(Records from a collection of figures)
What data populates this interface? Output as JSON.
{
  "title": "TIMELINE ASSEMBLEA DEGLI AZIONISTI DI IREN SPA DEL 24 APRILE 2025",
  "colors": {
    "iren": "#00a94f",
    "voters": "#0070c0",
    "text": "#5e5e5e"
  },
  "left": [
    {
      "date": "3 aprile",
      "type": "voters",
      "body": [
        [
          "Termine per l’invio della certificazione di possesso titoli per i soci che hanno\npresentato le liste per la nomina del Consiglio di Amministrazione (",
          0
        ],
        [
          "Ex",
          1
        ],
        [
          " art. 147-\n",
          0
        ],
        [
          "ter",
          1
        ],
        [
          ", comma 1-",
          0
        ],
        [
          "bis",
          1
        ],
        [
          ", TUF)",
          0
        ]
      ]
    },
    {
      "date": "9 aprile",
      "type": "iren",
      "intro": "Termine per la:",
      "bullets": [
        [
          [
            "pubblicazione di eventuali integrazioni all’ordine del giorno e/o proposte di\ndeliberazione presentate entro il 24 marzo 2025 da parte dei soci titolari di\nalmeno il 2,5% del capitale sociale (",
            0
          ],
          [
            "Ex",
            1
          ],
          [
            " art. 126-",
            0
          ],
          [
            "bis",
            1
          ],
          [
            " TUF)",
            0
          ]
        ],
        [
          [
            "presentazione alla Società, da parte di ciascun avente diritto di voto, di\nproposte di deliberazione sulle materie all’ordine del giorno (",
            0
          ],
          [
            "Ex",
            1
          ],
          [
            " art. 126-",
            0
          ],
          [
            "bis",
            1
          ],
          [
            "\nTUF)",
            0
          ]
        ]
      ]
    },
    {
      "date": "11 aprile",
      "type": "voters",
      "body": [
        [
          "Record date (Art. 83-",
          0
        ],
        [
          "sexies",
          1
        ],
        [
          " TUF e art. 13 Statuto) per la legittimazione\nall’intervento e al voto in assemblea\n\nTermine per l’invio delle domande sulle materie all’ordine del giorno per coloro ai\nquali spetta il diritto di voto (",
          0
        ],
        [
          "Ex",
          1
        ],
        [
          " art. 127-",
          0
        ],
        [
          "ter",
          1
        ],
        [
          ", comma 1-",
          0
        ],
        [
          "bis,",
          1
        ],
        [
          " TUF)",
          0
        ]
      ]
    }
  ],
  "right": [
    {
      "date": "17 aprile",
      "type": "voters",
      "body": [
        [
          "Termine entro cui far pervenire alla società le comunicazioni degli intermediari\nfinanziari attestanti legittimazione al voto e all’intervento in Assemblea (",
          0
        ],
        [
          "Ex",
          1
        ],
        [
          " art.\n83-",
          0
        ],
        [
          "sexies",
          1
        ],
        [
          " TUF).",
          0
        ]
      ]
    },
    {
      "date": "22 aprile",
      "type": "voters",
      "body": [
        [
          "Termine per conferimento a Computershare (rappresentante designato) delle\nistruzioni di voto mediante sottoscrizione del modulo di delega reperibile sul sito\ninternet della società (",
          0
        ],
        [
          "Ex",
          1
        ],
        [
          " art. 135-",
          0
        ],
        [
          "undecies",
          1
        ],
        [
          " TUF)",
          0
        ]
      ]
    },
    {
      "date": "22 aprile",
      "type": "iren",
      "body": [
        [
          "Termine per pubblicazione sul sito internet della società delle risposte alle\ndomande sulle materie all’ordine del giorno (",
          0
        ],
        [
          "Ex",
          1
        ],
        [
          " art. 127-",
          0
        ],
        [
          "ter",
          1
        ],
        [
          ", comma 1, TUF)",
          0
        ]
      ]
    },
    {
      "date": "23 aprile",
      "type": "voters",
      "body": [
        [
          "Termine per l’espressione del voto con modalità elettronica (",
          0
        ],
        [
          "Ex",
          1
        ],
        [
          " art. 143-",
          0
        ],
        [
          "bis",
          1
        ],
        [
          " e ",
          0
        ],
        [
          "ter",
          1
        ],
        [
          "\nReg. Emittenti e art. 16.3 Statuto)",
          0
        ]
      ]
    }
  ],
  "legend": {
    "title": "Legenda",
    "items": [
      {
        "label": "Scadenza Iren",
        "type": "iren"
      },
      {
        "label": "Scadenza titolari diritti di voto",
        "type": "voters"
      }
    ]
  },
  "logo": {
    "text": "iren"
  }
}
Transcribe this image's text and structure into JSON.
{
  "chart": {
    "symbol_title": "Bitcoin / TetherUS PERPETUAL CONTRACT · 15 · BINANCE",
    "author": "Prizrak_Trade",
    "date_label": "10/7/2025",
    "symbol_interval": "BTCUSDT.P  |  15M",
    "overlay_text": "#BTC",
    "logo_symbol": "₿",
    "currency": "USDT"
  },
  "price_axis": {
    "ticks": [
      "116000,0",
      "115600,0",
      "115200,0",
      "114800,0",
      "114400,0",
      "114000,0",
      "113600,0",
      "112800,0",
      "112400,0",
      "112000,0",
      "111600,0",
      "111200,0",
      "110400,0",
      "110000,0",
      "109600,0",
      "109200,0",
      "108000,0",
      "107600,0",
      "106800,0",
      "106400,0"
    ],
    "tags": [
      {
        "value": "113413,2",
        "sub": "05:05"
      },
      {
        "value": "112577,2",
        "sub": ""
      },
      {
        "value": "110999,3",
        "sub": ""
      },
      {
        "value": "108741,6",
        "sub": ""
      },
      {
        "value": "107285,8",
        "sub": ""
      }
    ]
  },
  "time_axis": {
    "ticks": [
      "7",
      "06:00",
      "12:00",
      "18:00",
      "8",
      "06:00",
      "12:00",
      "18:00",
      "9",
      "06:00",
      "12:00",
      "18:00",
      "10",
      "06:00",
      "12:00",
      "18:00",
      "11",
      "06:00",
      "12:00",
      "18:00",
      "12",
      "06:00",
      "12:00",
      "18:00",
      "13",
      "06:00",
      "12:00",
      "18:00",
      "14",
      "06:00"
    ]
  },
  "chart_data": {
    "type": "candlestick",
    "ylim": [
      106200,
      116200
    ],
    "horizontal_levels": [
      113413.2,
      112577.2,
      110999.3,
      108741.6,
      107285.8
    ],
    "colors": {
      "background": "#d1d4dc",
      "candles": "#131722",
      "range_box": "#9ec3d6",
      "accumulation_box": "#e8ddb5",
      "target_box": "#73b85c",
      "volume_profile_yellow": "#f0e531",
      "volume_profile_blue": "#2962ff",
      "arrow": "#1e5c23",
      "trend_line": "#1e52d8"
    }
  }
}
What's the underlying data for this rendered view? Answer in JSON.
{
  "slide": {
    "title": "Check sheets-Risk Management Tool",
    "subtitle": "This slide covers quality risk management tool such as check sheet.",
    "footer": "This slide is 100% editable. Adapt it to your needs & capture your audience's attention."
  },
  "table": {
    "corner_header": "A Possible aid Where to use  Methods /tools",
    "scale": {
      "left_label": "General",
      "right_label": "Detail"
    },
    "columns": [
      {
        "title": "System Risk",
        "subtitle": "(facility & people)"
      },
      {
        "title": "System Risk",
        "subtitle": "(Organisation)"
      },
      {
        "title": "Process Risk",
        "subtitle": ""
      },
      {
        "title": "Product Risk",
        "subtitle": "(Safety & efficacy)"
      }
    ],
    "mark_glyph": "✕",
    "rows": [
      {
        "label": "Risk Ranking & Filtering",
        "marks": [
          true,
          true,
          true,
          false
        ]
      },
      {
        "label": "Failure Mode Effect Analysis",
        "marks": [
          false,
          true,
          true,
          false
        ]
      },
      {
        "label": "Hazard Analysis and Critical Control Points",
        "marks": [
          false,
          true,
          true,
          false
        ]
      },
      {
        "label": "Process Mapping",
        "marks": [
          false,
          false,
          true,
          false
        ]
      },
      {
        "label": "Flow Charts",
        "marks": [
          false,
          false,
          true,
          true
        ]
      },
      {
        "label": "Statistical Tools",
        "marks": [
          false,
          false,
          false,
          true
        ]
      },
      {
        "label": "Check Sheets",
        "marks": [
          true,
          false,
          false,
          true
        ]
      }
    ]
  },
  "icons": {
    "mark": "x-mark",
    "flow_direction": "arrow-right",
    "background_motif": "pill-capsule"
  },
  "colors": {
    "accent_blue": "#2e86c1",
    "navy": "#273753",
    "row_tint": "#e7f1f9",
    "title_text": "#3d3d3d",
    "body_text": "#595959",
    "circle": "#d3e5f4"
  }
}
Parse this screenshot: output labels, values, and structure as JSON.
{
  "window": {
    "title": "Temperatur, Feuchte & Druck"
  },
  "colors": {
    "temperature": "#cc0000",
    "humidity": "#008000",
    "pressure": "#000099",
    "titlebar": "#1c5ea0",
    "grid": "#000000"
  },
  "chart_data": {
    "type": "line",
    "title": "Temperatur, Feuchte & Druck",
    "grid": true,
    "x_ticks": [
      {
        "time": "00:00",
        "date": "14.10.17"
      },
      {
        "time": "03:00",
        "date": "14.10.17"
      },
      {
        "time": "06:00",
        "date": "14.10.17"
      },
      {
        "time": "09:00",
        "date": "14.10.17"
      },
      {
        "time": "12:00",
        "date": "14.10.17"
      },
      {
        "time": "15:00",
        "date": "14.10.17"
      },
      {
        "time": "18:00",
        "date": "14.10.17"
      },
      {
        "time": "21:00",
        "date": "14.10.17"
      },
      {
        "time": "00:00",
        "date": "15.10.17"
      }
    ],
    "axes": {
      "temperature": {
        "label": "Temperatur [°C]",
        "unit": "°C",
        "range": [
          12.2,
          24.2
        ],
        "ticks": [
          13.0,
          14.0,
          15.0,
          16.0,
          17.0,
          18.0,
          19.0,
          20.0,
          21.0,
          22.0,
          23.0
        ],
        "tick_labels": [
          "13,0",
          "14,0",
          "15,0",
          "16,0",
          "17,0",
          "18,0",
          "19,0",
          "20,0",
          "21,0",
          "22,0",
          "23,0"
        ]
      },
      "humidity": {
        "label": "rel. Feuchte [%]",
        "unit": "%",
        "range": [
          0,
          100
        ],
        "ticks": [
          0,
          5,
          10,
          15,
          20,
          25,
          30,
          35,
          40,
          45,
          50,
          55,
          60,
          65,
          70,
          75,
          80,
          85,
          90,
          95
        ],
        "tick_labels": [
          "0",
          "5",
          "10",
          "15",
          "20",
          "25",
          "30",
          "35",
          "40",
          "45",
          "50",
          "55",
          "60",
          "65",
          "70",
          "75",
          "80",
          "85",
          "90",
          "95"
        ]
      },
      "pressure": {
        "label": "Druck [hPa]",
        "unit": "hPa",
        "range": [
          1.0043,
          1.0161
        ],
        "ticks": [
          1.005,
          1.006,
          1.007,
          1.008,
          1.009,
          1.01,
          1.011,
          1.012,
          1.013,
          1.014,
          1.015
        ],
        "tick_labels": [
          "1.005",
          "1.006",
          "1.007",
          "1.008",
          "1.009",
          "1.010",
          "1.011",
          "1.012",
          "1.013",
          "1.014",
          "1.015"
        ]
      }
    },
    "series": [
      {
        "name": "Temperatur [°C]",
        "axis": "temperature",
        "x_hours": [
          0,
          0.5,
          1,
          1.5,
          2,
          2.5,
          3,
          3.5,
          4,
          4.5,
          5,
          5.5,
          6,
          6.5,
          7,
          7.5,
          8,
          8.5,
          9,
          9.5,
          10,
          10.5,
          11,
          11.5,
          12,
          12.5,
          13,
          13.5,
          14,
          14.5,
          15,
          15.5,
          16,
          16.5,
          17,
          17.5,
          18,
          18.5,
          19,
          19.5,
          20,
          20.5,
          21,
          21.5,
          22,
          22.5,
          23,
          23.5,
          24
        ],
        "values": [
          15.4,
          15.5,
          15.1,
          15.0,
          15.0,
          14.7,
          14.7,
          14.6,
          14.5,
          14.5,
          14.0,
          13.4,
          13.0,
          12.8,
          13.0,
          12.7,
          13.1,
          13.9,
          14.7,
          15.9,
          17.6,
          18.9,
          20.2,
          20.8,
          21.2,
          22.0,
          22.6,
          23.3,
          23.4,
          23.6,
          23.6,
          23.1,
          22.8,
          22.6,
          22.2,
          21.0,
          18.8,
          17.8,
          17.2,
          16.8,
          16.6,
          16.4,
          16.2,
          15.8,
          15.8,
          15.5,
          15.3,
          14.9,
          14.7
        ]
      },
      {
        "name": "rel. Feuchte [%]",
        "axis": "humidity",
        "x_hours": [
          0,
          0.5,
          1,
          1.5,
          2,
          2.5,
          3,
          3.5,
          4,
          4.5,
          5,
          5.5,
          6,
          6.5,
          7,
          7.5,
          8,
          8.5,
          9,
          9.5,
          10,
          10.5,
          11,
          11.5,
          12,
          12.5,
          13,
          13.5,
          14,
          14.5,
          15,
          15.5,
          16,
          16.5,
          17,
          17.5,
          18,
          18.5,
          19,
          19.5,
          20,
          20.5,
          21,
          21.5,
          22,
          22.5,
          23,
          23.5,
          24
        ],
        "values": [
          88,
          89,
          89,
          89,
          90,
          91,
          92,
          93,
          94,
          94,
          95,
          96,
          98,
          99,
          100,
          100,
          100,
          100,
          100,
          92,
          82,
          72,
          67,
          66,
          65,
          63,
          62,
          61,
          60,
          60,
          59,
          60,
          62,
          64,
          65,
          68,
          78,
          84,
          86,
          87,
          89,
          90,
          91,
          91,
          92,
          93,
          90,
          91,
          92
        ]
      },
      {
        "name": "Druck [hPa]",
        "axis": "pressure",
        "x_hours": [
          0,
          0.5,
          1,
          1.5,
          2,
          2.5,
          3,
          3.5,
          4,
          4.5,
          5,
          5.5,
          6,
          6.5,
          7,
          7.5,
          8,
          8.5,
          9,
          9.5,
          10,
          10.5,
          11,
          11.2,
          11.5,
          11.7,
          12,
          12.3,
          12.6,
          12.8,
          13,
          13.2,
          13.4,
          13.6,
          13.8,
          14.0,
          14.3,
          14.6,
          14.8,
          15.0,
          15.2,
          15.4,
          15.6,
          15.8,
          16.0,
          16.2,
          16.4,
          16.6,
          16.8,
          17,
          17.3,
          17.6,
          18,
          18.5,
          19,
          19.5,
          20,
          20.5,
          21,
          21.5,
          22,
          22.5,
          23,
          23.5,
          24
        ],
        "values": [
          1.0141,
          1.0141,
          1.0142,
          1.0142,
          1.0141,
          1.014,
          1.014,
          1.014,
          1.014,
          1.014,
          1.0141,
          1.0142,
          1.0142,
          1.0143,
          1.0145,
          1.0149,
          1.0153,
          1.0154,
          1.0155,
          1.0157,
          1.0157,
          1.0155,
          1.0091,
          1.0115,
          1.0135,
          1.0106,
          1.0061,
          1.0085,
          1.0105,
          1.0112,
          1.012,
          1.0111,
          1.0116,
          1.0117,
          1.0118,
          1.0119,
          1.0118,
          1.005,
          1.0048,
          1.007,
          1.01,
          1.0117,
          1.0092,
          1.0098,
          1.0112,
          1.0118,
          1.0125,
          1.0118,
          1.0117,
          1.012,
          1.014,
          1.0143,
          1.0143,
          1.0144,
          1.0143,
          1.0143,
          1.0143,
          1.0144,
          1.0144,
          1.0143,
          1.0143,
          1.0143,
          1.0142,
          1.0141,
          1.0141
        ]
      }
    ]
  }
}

_PROMPT_
Say, as a bare number, how many lines in the entries above include the string "Scadenza".

_THE RESULT_
2